§ **RECORDS TO USE**:

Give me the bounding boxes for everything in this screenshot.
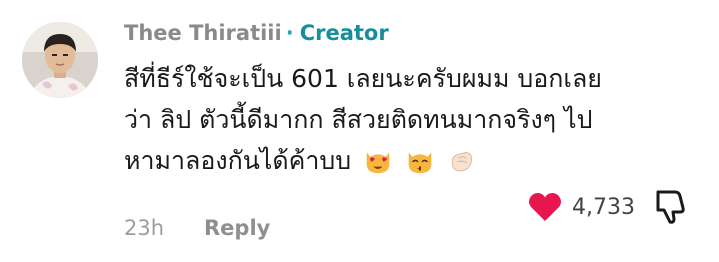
pinching-hand-icon [451,152,472,172]
thumbs-down-icon [656,190,685,224]
like-count: 4,733 [572,194,635,220]
comment-text-line: สีที่ธีร์ใช้จะเป็น 601 เลยนะครับผมม บอกเ… [124,64,602,93]
kissing-cat-icon [408,152,432,174]
timestamp: 23h [124,216,165,240]
heart-icon [528,192,562,221]
like-button[interactable]: 4,733 [528,192,635,222]
comment-text-line-last: หามาลองกันได้ค้าบบ [124,140,704,181]
avatar[interactable] [22,22,98,98]
creator-badge: Creator [299,21,389,45]
comment-text-line-content: หามาลองกันได้ค้าบบ [124,146,352,175]
comment-item: Thee Thiratiii · Creator สีที่ธีร์ใช้จะเ… [0,0,719,244]
heart-eyes-cat-icon [366,152,390,174]
comment-text-line: ว่า ลิป ตัวนี้ดีมากก สีสวยติดทนมากจริงๆ … [124,105,593,134]
comment-text: สีที่ธีร์ใช้จะเป็น 601 เลยนะครับผมม บอกเ… [124,58,704,181]
reply-button[interactable]: Reply [204,216,270,240]
comment-header: Thee Thiratiii · Creator [124,18,389,48]
avatar-image [22,22,98,98]
separator-dot: · [285,21,294,45]
dislike-button[interactable] [655,188,689,228]
username[interactable]: Thee Thiratiii [124,21,282,45]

§ **PROBLEM TO WORK ON**:
Please write out every line of the listing above word for word, leaving out the picture.

§ **SOLVED PROBLEM**:
Give me the bounding boxes for everything in this screenshot.
pinching-hand-icon [451,152,472,172]
thumbs-down-icon [656,190,685,224]
like-count: 4,733 [572,194,635,220]
comment-text-line: สีที่ธีร์ใช้จะเป็น 601 เลยนะครับผมม บอกเ… [124,64,602,93]
kissing-cat-icon [408,152,432,174]
timestamp: 23h [124,216,165,240]
heart-icon [528,192,562,221]
like-button[interactable]: 4,733 [528,192,635,222]
comment-text-line-last: หามาลองกันได้ค้าบบ [124,140,704,181]
avatar[interactable] [22,22,98,98]
creator-badge: Creator [299,21,389,45]
comment-text-line-content: หามาลองกันได้ค้าบบ [124,146,352,175]
comment-item: Thee Thiratiii · Creator สีที่ธีร์ใช้จะเ… [0,0,719,244]
heart-eyes-cat-icon [366,152,390,174]
comment-text-line: ว่า ลิป ตัวนี้ดีมากก สีสวยติดทนมากจริงๆ … [124,105,593,134]
comment-text: สีที่ธีร์ใช้จะเป็น 601 เลยนะครับผมม บอกเ… [124,58,704,181]
reply-button[interactable]: Reply [204,216,270,240]
comment-header: Thee Thiratiii · Creator [124,18,389,48]
avatar-image [22,22,98,98]
separator-dot: · [285,21,294,45]
dislike-button[interactable] [655,188,689,228]
username[interactable]: Thee Thiratiii [124,21,282,45]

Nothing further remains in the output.